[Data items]

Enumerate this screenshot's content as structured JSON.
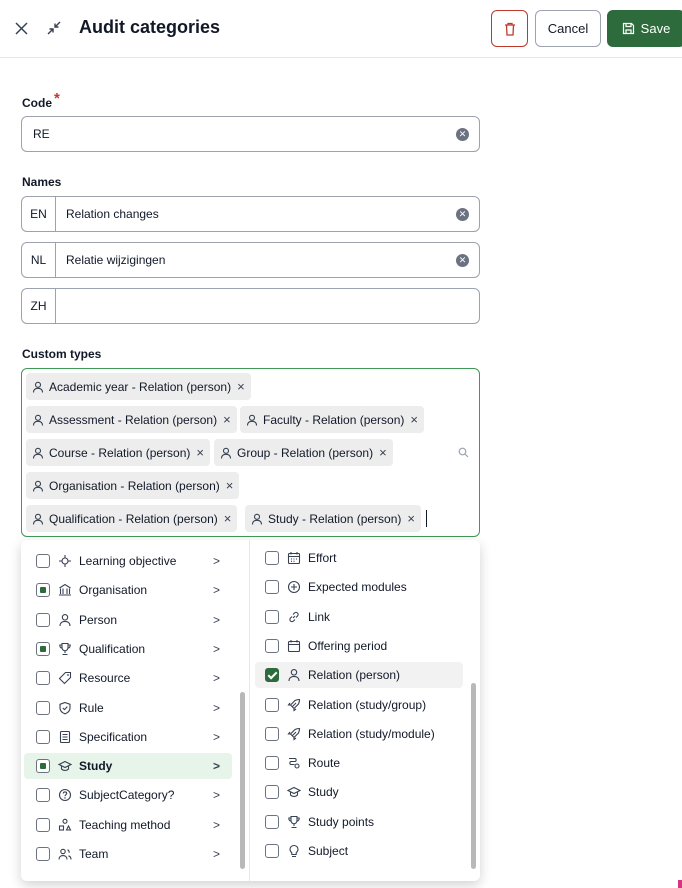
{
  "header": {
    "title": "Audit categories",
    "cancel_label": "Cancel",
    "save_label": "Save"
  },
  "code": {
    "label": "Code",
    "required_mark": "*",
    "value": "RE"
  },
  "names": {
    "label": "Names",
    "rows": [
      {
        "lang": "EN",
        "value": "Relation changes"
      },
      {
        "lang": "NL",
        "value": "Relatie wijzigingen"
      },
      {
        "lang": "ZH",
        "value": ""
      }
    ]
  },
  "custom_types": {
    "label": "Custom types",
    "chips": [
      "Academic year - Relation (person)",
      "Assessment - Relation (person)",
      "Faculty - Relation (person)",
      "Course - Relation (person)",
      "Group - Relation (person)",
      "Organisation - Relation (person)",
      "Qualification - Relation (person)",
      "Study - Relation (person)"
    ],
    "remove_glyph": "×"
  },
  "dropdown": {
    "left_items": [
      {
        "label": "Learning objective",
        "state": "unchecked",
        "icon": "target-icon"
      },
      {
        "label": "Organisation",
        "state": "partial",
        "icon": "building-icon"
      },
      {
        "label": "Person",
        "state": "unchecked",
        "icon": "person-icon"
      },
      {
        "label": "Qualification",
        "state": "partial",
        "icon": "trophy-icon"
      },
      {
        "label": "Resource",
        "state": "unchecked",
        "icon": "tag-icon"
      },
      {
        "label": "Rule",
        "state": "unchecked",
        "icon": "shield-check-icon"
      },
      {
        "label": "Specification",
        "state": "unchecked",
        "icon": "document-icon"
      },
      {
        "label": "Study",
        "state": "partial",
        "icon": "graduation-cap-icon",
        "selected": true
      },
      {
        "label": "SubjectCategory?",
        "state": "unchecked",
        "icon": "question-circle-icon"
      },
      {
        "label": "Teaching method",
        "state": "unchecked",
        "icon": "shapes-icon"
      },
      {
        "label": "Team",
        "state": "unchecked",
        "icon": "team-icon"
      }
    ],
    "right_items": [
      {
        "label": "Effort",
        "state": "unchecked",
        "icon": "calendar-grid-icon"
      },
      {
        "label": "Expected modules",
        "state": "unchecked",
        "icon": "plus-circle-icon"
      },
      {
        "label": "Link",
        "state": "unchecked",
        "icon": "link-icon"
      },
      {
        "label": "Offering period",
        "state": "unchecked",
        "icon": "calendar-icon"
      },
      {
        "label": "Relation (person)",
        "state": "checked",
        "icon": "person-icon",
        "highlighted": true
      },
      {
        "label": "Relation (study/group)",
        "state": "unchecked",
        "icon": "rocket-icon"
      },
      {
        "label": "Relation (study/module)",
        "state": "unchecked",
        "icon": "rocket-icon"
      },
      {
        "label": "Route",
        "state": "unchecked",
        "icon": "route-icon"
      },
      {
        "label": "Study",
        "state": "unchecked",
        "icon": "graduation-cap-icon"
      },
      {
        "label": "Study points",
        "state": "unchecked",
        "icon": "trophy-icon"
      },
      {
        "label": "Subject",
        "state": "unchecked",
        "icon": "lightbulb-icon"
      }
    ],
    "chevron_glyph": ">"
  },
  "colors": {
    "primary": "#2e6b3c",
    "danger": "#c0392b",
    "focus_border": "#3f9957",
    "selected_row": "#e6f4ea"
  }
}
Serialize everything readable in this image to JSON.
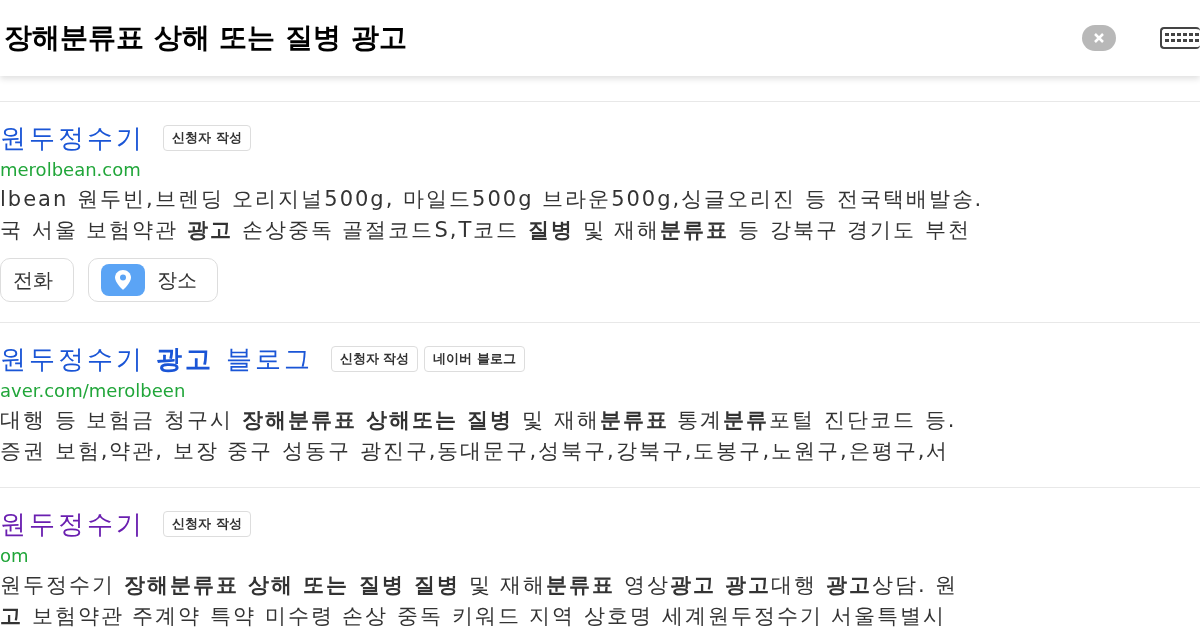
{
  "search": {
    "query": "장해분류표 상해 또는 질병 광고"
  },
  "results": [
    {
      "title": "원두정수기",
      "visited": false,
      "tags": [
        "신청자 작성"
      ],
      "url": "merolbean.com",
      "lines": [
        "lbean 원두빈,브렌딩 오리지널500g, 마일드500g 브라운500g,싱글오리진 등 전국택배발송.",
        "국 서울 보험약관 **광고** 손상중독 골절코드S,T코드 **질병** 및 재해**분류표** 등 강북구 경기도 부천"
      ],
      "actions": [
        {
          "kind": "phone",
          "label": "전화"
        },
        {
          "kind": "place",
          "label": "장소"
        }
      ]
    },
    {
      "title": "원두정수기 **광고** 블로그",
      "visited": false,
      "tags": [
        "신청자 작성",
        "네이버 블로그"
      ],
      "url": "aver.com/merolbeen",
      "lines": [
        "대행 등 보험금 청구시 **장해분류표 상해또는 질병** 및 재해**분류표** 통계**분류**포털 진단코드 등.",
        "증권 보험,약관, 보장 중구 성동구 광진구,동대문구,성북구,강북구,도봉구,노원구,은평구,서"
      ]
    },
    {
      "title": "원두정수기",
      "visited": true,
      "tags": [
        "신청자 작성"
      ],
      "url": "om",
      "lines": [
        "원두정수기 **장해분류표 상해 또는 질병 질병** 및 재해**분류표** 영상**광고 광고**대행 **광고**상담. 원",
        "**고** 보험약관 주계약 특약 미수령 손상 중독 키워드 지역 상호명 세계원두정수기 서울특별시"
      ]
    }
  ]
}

THE REQUEST: Within the material above, find the lines that contain the word "value"; copy them.

RESULT FOR THIS EXERCISE:
    "value": "RE"
        "value": "Relation changes"
        "value": "Relatie wijzigingen"
        "value": ""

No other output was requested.